## EXERCISE TASK
The entries need to be copied exactly.

## EXERCISE DATA
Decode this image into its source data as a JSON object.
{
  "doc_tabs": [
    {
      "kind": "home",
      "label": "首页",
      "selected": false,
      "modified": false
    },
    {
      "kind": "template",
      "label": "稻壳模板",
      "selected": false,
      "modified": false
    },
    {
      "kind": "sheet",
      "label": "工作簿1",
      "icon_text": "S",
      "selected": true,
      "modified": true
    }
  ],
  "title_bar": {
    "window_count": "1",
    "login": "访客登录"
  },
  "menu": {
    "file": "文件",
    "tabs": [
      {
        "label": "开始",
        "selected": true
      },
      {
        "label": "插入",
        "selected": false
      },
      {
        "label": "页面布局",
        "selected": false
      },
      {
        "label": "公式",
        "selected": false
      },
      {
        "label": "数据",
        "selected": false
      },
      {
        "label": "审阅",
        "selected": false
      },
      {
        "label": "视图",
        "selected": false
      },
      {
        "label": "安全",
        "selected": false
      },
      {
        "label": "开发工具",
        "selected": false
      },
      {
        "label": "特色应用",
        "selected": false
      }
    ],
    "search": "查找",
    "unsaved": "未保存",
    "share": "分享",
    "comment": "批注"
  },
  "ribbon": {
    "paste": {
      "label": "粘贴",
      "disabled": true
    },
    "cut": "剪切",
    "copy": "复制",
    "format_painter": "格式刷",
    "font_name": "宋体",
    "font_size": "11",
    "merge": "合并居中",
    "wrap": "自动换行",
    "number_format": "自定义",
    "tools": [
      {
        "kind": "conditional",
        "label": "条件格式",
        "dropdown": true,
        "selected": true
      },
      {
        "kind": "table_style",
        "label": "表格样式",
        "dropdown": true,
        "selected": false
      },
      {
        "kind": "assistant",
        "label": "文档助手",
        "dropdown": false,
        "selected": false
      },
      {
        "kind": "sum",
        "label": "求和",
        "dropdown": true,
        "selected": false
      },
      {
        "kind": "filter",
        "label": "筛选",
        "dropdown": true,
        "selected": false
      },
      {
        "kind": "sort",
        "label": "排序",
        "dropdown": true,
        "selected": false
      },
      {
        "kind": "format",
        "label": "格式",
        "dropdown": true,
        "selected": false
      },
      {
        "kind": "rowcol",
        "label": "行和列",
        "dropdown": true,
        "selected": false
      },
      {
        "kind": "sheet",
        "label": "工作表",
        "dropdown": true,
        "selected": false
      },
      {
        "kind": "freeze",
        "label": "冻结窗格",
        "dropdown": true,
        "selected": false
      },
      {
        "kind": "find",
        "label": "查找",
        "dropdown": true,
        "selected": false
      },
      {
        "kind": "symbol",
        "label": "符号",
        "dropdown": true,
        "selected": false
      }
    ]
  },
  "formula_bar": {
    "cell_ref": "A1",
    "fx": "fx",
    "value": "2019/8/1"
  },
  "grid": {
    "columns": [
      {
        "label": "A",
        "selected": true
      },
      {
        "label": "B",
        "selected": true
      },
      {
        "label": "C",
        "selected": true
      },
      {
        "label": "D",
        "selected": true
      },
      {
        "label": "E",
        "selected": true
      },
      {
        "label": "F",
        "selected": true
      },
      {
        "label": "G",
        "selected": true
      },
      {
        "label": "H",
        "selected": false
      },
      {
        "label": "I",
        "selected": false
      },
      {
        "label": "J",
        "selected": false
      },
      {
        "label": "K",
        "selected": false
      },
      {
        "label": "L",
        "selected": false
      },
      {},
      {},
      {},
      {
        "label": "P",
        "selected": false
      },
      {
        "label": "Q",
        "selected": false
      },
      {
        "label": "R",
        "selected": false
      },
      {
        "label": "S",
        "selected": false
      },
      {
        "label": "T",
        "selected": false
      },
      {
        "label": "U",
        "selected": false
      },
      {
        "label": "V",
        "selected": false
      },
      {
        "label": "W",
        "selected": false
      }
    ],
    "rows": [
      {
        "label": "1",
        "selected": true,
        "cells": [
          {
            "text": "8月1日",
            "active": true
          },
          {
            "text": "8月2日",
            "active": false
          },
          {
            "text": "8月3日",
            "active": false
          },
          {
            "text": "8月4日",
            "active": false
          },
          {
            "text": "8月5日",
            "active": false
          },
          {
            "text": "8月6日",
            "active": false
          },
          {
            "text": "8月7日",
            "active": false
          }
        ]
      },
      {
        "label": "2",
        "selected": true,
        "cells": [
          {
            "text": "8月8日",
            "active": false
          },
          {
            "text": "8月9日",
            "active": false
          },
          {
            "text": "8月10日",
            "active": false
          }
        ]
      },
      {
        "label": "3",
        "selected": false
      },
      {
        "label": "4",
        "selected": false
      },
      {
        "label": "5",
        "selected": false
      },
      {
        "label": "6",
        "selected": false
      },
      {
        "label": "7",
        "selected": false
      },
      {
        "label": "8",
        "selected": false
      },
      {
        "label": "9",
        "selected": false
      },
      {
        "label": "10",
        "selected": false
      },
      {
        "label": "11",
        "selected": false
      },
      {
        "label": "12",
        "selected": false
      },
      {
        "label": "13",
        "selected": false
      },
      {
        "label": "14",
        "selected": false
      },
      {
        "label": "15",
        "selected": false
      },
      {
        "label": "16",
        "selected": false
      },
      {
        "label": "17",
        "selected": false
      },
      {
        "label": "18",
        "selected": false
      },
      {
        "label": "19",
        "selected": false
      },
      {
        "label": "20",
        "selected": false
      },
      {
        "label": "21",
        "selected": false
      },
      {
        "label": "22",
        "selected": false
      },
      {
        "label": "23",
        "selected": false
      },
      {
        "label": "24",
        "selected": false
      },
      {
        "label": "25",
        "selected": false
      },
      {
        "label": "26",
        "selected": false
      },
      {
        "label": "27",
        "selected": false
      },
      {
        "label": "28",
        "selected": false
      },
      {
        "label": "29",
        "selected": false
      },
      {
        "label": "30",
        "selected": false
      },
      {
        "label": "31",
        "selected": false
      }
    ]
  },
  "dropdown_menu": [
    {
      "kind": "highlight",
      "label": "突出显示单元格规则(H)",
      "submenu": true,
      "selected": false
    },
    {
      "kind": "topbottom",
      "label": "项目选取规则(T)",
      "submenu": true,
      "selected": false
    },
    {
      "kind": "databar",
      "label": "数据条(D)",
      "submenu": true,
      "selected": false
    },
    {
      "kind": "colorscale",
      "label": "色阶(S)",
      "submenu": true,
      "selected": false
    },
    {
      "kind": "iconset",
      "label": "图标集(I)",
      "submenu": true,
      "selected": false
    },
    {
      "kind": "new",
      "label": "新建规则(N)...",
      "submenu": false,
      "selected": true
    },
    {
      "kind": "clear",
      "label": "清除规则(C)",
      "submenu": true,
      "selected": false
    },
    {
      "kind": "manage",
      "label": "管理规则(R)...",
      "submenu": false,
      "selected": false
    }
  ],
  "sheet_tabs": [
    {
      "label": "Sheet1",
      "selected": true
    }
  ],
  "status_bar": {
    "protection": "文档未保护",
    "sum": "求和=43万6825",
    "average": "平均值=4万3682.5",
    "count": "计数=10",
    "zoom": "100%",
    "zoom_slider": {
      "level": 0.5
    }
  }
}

## TASK OUTPUT
Decode this image into its source data as a JSON object.
{
  "doc_tabs": [
    {
      "kind": "home",
      "label": "首页",
      "selected": false,
      "modified": false
    },
    {
      "kind": "template",
      "label": "稻壳模板",
      "selected": false,
      "modified": false
    },
    {
      "kind": "sheet",
      "label": "工作簿1",
      "icon_text": "S",
      "selected": true,
      "modified": true
    }
  ],
  "title_bar": {
    "window_count": "1",
    "login": "访客登录"
  },
  "menu": {
    "file": "文件",
    "tabs": [
      {
        "label": "开始",
        "selected": true
      },
      {
        "label": "插入",
        "selected": false
      },
      {
        "label": "页面布局",
        "selected": false
      },
      {
        "label": "公式",
        "selected": false
      },
      {
        "label": "数据",
        "selected": false
      },
      {
        "label": "审阅",
        "selected": false
      },
      {
        "label": "视图",
        "selected": false
      },
      {
        "label": "安全",
        "selected": false
      },
      {
        "label": "开发工具",
        "selected": false
      },
      {
        "label": "特色应用",
        "selected": false
      }
    ],
    "search": "查找",
    "unsaved": "未保存",
    "share": "分享",
    "comment": "批注"
  },
  "ribbon": {
    "paste": {
      "label": "粘贴",
      "disabled": true
    },
    "cut": "剪切",
    "copy": "复制",
    "format_painter": "格式刷",
    "font_name": "宋体",
    "font_size": "11",
    "merge": "合并居中",
    "wrap": "自动换行",
    "number_format": "自定义",
    "tools": [
      {
        "kind": "conditional",
        "label": "条件格式",
        "dropdown": true,
        "selected": true
      },
      {
        "kind": "table_style",
        "label": "表格样式",
        "dropdown": true,
        "selected": false
      },
      {
        "kind": "assistant",
        "label": "文档助手",
        "dropdown": false,
        "selected": false
      },
      {
        "kind": "sum",
        "label": "求和",
        "dropdown": true,
        "selected": false
      },
      {
        "kind": "filter",
        "label": "筛选",
        "dropdown": true,
        "selected": false
      },
      {
        "kind": "sort",
        "label": "排序",
        "dropdown": true,
        "selected": false
      },
      {
        "kind": "format",
        "label": "格式",
        "dropdown": true,
        "selected": false
      },
      {
        "kind": "rowcol",
        "label": "行和列",
        "dropdown": true,
        "selected": false
      },
      {
        "kind": "sheet",
        "label": "工作表",
        "dropdown": true,
        "selected": false
      },
      {
        "kind": "freeze",
        "label": "冻结窗格",
        "dropdown": true,
        "selected": false
      },
      {
        "kind": "find",
        "label": "查找",
        "dropdown": true,
        "selected": false
      },
      {
        "kind": "symbol",
        "label": "符号",
        "dropdown": true,
        "selected": false
      }
    ]
  },
  "formula_bar": {
    "cell_ref": "A1",
    "fx": "fx",
    "value": "2019/8/1"
  },
  "grid": {
    "columns": [
      {
        "label": "A",
        "selected": true
      },
      {
        "label": "B",
        "selected": true
      },
      {
        "label": "C",
        "selected": true
      },
      {
        "label": "D",
        "selected": true
      },
      {
        "label": "E",
        "selected": true
      },
      {
        "label": "F",
        "selected": true
      },
      {
        "label": "G",
        "selected": true
      },
      {
        "label": "H",
        "selected": false
      },
      {
        "label": "I",
        "selected": false
      },
      {
        "label": "J",
        "selected": false
      },
      {
        "label": "K",
        "selected": false
      },
      {
        "label": "L",
        "selected": false
      },
      {},
      {},
      {},
      {
        "label": "P",
        "selected": false
      },
      {
        "label": "Q",
        "selected": false
      },
      {
        "label": "R",
        "selected": false
      },
      {
        "label": "S",
        "selected": false
      },
      {
        "label": "T",
        "selected": false
      },
      {
        "label": "U",
        "selected": false
      },
      {
        "label": "V",
        "selected": false
      },
      {
        "label": "W",
        "selected": false
      }
    ],
    "rows": [
      {
        "label": "1",
        "selected": true,
        "cells": [
          {
            "text": "8月1日",
            "active": true
          },
          {
            "text": "8月2日",
            "active": false
          },
          {
            "text": "8月3日",
            "active": false
          },
          {
            "text": "8月4日",
            "active": false
          },
          {
            "text": "8月5日",
            "active": false
          },
          {
            "text": "8月6日",
            "active": false
          },
          {
            "text": "8月7日",
            "active": false
          }
        ]
      },
      {
        "label": "2",
        "selected": true,
        "cells": [
          {
            "text": "8月8日",
            "active": false
          },
          {
            "text": "8月9日",
            "active": false
          },
          {
            "text": "8月10日",
            "active": false
          }
        ]
      },
      {
        "label": "3",
        "selected": false
      },
      {
        "label": "4",
        "selected": false
      },
      {
        "label": "5",
        "selected": false
      },
      {
        "label": "6",
        "selected": false
      },
      {
        "label": "7",
        "selected": false
      },
      {
        "label": "8",
        "selected": false
      },
      {
        "label": "9",
        "selected": false
      },
      {
        "label": "10",
        "selected": false
      },
      {
        "label": "11",
        "selected": false
      },
      {
        "label": "12",
        "selected": false
      },
      {
        "label": "13",
        "selected": false
      },
      {
        "label": "14",
        "selected": false
      },
      {
        "label": "15",
        "selected": false
      },
      {
        "label": "16",
        "selected": false
      },
      {
        "label": "17",
        "selected": false
      },
      {
        "label": "18",
        "selected": false
      },
      {
        "label": "19",
        "selected": false
      },
      {
        "label": "20",
        "selected": false
      },
      {
        "label": "21",
        "selected": false
      },
      {
        "label": "22",
        "selected": false
      },
      {
        "label": "23",
        "selected": false
      },
      {
        "label": "24",
        "selected": false
      },
      {
        "label": "25",
        "selected": false
      },
      {
        "label": "26",
        "selected": false
      },
      {
        "label": "27",
        "selected": false
      },
      {
        "label": "28",
        "selected": false
      },
      {
        "label": "29",
        "selected": false
      },
      {
        "label": "30",
        "selected": false
      },
      {
        "label": "31",
        "selected": false
      }
    ]
  },
  "dropdown_menu": [
    {
      "kind": "highlight",
      "label": "突出显示单元格规则(H)",
      "submenu": true,
      "selected": false
    },
    {
      "kind": "topbottom",
      "label": "项目选取规则(T)",
      "submenu": true,
      "selected": false
    },
    {
      "kind": "databar",
      "label": "数据条(D)",
      "submenu": true,
      "selected": false
    },
    {
      "kind": "colorscale",
      "label": "色阶(S)",
      "submenu": true,
      "selected": false
    },
    {
      "kind": "iconset",
      "label": "图标集(I)",
      "submenu": true,
      "selected": false
    },
    {
      "kind": "new",
      "label": "新建规则(N)...",
      "submenu": false,
      "selected": true
    },
    {
      "kind": "clear",
      "label": "清除规则(C)",
      "submenu": true,
      "selected": false
    },
    {
      "kind": "manage",
      "label": "管理规则(R)...",
      "submenu": false,
      "selected": false
    }
  ],
  "sheet_tabs": [
    {
      "label": "Sheet1",
      "selected": true
    }
  ],
  "status_bar": {
    "protection": "文档未保护",
    "sum": "求和=43万6825",
    "average": "平均值=4万3682.5",
    "count": "计数=10",
    "zoom": "100%",
    "zoom_slider": {
      "level": 0.5
    }
  }
}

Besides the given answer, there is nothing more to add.